▶ **Task**:
Pull every line of the entries that has the word "running".

▶ **Exercise data**:
■ ■ ■ ■ ■

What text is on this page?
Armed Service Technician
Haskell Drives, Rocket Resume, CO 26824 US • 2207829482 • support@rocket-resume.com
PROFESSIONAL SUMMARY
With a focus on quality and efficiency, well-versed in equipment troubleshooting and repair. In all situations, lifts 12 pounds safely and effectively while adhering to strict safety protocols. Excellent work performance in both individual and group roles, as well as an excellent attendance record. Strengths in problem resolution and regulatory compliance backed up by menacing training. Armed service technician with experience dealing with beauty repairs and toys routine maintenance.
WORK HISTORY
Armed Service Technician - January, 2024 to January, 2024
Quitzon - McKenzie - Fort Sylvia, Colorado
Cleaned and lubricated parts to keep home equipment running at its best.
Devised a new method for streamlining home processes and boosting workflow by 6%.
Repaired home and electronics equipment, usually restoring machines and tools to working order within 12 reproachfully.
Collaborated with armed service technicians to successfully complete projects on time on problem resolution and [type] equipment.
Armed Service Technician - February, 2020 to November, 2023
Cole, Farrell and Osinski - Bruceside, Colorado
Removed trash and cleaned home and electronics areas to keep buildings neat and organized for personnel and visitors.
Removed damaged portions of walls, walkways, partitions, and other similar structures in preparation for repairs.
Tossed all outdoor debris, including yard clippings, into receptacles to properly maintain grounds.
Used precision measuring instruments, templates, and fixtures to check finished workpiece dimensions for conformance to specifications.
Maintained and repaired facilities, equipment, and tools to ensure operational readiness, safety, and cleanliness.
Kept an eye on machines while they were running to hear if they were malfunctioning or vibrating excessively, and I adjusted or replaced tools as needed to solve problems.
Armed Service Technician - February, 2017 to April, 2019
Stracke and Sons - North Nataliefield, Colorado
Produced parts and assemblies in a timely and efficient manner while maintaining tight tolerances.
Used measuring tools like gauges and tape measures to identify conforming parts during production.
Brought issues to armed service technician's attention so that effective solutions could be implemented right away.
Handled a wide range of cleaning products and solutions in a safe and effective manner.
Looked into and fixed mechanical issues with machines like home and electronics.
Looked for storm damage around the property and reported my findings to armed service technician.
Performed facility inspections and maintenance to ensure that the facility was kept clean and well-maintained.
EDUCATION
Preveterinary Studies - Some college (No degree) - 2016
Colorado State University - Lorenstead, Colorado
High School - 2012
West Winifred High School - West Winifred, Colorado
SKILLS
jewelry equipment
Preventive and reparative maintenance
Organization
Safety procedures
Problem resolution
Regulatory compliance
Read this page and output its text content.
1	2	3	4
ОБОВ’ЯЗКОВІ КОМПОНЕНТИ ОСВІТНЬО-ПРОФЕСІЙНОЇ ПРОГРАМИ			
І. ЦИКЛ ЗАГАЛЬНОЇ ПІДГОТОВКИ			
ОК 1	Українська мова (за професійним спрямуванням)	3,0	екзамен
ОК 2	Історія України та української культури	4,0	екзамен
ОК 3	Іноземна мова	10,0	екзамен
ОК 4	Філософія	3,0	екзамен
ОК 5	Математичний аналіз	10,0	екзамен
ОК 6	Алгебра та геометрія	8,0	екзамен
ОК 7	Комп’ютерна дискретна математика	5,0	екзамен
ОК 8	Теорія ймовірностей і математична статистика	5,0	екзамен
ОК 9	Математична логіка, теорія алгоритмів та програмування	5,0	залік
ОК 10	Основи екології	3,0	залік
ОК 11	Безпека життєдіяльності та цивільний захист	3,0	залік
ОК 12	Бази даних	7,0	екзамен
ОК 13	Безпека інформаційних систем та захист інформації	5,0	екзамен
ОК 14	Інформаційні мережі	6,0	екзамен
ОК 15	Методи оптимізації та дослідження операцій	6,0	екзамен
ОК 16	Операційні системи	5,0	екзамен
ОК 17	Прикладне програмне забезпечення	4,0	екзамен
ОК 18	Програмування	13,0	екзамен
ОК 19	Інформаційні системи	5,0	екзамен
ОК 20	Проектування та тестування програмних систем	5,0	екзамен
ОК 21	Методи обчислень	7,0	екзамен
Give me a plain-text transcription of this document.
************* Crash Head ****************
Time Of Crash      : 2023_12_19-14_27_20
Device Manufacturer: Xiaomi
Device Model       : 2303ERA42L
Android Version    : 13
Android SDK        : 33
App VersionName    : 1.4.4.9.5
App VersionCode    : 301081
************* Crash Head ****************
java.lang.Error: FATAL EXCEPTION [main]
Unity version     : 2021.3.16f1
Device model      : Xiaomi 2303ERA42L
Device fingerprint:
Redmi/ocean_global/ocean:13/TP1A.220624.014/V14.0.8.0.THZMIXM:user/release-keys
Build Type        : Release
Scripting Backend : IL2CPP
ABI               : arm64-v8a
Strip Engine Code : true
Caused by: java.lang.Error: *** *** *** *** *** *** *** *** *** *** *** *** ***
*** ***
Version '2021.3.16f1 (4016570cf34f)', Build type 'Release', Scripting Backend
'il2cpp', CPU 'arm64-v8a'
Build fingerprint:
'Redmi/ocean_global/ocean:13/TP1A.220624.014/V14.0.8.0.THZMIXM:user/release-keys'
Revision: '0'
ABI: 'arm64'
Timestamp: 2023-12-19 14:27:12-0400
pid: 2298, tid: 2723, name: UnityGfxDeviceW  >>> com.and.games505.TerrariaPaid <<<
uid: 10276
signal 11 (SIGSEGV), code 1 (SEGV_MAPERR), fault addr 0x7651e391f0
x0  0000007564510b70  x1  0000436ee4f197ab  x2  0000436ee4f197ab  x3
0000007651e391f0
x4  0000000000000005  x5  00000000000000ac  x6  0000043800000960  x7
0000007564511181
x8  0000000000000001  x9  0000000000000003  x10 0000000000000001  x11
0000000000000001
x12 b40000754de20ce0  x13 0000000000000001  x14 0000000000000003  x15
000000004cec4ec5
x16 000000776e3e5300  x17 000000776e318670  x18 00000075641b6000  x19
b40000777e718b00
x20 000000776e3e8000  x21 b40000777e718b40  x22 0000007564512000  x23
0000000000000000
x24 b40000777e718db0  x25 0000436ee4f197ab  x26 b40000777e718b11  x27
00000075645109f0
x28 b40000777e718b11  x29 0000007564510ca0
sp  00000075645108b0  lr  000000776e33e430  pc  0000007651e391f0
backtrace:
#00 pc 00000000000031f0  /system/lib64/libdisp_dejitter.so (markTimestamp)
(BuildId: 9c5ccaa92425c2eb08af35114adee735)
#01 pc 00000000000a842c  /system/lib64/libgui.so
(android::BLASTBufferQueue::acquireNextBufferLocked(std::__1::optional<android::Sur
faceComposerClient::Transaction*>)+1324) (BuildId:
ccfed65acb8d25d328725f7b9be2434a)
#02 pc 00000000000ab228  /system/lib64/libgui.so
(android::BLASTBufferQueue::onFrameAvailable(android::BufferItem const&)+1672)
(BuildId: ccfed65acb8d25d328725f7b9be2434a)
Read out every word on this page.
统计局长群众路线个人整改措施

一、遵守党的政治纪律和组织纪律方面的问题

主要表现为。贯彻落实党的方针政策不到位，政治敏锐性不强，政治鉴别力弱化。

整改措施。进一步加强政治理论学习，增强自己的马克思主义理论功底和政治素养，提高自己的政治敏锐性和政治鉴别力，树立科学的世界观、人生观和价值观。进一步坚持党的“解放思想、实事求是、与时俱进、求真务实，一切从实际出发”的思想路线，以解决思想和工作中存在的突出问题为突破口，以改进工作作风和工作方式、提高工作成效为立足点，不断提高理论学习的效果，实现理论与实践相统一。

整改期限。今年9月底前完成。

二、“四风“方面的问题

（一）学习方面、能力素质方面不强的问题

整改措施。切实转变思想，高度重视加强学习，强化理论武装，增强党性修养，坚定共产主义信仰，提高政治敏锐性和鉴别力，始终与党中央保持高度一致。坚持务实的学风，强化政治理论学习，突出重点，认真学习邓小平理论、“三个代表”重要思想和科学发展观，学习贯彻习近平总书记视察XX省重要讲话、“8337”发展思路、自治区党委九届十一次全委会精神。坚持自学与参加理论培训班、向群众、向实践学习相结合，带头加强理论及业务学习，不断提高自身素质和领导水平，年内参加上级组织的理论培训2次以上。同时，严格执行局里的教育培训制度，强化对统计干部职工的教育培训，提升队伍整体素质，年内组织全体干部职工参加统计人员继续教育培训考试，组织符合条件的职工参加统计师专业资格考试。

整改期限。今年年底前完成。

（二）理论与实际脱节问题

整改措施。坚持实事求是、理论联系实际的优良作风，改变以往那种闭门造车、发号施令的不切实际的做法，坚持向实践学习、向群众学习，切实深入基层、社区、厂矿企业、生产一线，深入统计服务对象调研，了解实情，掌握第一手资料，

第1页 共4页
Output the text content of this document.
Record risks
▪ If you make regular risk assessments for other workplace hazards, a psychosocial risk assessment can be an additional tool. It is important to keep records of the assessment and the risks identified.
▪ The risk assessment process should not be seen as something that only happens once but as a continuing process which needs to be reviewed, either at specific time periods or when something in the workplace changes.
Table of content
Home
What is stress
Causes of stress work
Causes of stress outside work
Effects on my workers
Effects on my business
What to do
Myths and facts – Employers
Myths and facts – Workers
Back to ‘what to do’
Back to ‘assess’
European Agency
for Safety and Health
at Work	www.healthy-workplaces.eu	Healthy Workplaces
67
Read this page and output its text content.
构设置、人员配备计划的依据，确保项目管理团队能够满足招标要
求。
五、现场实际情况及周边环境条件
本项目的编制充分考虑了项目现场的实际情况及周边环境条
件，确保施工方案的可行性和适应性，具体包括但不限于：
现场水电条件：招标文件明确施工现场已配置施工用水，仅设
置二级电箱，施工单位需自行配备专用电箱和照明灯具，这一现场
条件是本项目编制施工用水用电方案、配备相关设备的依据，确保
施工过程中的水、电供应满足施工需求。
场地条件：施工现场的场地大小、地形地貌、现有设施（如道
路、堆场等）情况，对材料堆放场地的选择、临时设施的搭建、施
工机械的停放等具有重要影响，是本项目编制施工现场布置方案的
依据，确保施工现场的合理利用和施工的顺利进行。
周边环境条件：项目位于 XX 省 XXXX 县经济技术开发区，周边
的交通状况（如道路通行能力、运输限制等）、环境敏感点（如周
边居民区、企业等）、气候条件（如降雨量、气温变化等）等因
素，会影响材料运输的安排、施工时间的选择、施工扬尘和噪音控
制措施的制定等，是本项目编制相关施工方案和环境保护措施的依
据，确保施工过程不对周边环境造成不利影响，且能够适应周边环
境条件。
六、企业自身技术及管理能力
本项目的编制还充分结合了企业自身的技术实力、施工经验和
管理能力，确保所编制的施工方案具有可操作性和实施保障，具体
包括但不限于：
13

■ ■ ■ ■ ■

▶ **Full response**:
Cleaned and lubricated parts to keep home equipment running at its best.
Kept an eye on machines while they were running to hear if they were malfunctioning or vibrating excessively, and I adjusted or replaced tools as needed to solve problems.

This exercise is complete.